PROBLEM TO WORK ON ▸ Every entry that follows should be repeated exactly; drop the images.
[BEGIN]
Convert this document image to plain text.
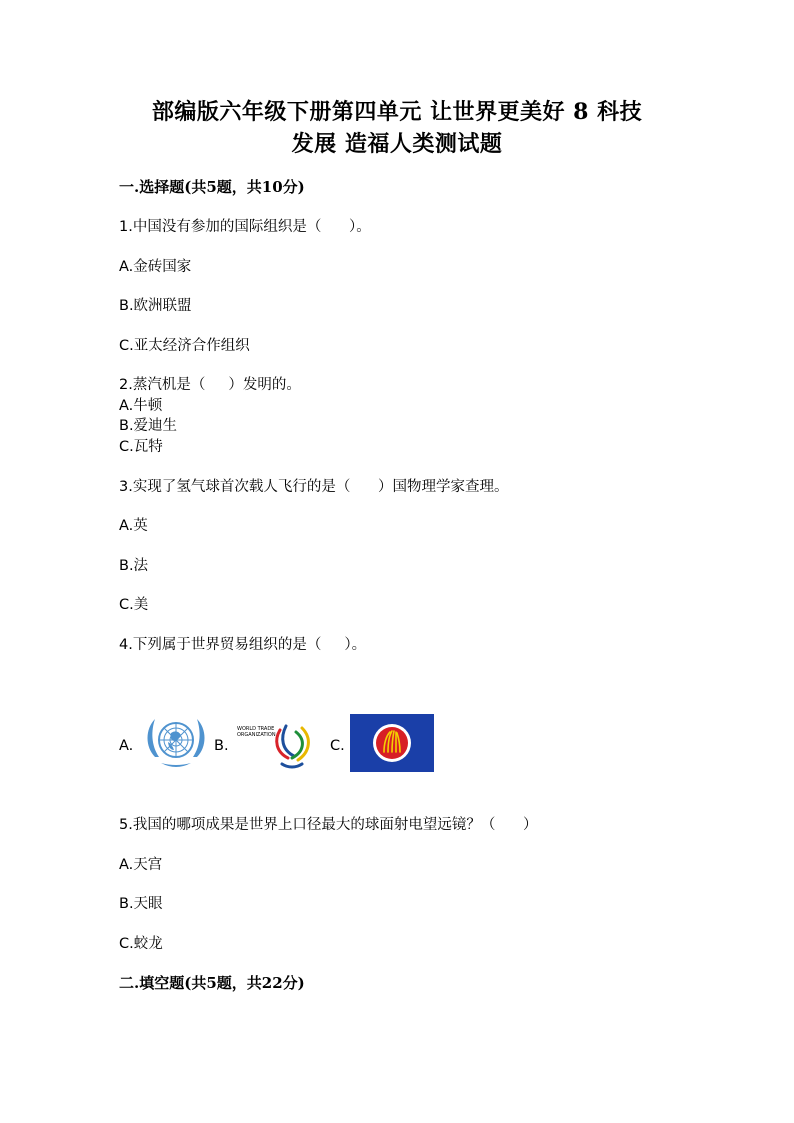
部编版六年级下册第四单元 让世界更美好 8 科技
发展 造福人类测试题
一.选择题(共5题，共10分)
1.中国没有参加的国际组织是（      ）。
A.金砖国家
B.欧洲联盟
C.亚太经济合作组织
2.蒸汽机是（     ）发明的。
A.牛顿
B.爱迪生
C.瓦特
3.实现了氢气球首次载人飞行的是（      ）国物理学家查理。
A.英
B.法
C.美
4.下列属于世界贸易组织的是（     ）。
A.	B.
WORLD TRADE
ORGANIZATION
C.
5.我国的哪项成果是世界上口径最大的球面射电望远镜？（      ）
A.天宫
B.天眼
C.蛟龙
二.填空题(共5题，共22分)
[END]
EXERCISE RESULT ▸
Convert this document image to plain text.
部编版六年级下册第四单元 让世界更美好 8 科技
发展 造福人类测试题
一.选择题(共5题，共10分)
1.中国没有参加的国际组织是（      ）。
A.金砖国家
B.欧洲联盟
C.亚太经济合作组织
2.蒸汽机是（     ）发明的。
A.牛顿
B.爱迪生
C.瓦特
3.实现了氢气球首次载人飞行的是（      ）国物理学家查理。
A.英
B.法
C.美
4.下列属于世界贸易组织的是（     ）。
A.	B.
WORLD TRADE
ORGANIZATION
C.
5.我国的哪项成果是世界上口径最大的球面射电望远镜？（      ）
A.天宫
B.天眼
C.蛟龙
二.填空题(共5题，共22分)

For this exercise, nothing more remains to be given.